Scan the data below. Pull out each line where "sunt" occurs.

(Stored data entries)
○ ○ ○ ○
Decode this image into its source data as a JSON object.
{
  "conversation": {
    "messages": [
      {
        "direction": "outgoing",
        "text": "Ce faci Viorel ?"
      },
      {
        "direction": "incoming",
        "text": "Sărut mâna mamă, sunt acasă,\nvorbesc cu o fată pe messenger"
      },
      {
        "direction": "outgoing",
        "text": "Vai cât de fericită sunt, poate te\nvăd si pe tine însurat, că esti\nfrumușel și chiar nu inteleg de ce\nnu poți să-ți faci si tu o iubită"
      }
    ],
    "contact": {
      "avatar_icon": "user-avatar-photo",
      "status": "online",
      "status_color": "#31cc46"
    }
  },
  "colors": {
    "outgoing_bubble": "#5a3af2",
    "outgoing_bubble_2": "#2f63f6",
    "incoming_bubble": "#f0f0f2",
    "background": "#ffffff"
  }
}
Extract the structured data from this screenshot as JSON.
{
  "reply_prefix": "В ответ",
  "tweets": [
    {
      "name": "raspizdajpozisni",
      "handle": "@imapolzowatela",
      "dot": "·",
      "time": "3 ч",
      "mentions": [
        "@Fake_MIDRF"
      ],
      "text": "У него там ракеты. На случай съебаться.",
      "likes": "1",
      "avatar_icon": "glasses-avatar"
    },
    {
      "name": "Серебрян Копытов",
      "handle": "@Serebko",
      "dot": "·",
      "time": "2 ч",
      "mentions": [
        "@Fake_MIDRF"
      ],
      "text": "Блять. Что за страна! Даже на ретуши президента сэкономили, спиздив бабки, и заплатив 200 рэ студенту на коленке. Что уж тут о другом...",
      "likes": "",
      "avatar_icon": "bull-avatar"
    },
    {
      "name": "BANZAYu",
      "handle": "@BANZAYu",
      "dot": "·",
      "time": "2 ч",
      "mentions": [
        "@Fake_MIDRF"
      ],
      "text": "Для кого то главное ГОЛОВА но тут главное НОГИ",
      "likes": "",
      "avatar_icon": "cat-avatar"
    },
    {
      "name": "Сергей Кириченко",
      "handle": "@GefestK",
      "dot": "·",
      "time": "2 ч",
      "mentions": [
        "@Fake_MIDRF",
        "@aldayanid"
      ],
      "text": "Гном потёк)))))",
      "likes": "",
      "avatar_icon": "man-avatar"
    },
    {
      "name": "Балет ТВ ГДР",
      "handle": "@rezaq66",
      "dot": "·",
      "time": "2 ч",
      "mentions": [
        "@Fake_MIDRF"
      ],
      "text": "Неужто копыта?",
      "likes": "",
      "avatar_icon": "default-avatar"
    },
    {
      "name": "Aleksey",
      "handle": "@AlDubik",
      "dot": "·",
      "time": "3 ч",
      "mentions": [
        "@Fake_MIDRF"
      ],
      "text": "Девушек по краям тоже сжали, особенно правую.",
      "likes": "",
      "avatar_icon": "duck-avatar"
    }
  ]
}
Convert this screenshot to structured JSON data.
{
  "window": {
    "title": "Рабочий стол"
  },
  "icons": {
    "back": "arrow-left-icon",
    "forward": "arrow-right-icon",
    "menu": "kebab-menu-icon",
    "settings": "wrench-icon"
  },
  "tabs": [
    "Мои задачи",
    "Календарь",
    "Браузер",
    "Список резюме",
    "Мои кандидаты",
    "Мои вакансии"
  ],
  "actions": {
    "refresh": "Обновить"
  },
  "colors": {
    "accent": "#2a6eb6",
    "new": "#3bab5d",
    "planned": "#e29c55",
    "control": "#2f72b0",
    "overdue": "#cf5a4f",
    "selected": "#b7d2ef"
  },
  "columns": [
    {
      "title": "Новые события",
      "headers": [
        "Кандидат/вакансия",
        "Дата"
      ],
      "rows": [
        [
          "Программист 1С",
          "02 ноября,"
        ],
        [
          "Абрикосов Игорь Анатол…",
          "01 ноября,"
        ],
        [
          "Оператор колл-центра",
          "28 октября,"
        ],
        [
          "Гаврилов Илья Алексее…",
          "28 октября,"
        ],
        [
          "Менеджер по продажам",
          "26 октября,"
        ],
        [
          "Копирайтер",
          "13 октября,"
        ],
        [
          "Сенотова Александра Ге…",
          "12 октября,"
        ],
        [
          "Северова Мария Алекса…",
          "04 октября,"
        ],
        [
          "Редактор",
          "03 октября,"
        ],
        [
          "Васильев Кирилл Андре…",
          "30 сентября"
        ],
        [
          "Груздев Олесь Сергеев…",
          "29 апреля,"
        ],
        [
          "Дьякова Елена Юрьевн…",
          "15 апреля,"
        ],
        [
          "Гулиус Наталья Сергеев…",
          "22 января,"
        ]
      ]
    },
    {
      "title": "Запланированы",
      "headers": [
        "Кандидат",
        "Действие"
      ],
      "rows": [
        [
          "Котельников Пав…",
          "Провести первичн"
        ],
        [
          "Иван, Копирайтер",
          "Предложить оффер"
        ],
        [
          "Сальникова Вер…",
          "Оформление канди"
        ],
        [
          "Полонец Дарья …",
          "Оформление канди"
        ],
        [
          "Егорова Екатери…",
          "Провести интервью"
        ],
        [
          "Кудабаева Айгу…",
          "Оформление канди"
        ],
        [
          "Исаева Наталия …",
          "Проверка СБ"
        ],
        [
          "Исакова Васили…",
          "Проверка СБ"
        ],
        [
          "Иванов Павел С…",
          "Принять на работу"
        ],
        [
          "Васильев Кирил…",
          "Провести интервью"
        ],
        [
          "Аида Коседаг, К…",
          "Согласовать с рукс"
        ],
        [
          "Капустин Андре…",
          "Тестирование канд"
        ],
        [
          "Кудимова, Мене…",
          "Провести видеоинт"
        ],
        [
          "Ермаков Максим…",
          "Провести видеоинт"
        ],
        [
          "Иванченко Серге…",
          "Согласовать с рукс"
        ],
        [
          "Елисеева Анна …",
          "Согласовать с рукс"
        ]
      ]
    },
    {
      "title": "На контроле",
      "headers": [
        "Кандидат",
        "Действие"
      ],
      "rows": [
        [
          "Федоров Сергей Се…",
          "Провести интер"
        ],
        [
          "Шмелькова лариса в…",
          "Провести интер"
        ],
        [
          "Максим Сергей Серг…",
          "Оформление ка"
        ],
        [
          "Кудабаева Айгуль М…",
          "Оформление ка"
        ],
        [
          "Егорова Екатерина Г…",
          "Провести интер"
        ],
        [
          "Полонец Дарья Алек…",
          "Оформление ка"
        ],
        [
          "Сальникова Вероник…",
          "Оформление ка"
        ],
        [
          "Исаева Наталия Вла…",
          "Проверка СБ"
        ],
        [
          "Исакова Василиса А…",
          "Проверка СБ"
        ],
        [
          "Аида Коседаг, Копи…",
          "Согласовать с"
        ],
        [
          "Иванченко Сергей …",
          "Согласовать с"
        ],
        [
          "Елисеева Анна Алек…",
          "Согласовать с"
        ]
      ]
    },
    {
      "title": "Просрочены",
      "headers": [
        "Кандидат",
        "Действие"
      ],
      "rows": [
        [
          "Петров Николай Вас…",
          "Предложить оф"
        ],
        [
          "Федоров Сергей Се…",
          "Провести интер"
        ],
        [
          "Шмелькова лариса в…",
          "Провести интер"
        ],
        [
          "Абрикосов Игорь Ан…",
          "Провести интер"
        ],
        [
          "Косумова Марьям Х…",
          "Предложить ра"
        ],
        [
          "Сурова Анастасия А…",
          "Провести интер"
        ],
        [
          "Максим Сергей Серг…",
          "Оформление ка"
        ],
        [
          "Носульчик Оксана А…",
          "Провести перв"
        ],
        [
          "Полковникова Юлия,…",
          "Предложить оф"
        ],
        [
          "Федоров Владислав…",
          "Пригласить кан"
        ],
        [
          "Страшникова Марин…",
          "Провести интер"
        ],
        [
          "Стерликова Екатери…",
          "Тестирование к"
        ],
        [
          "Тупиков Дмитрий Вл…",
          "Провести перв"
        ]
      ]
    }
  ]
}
○ ○ ○ ○
# Answer in full:
        "text": "Sărut mâna mamă, sunt acasă,\nvorbesc cu o fată pe messenger"
        "text": "Vai cât de fericită sunt, poate te\nvăd si pe tine însurat, că esti\nfrumușel și chiar nu inteleg de ce\nnu poți să-ți faci si tu o iubită"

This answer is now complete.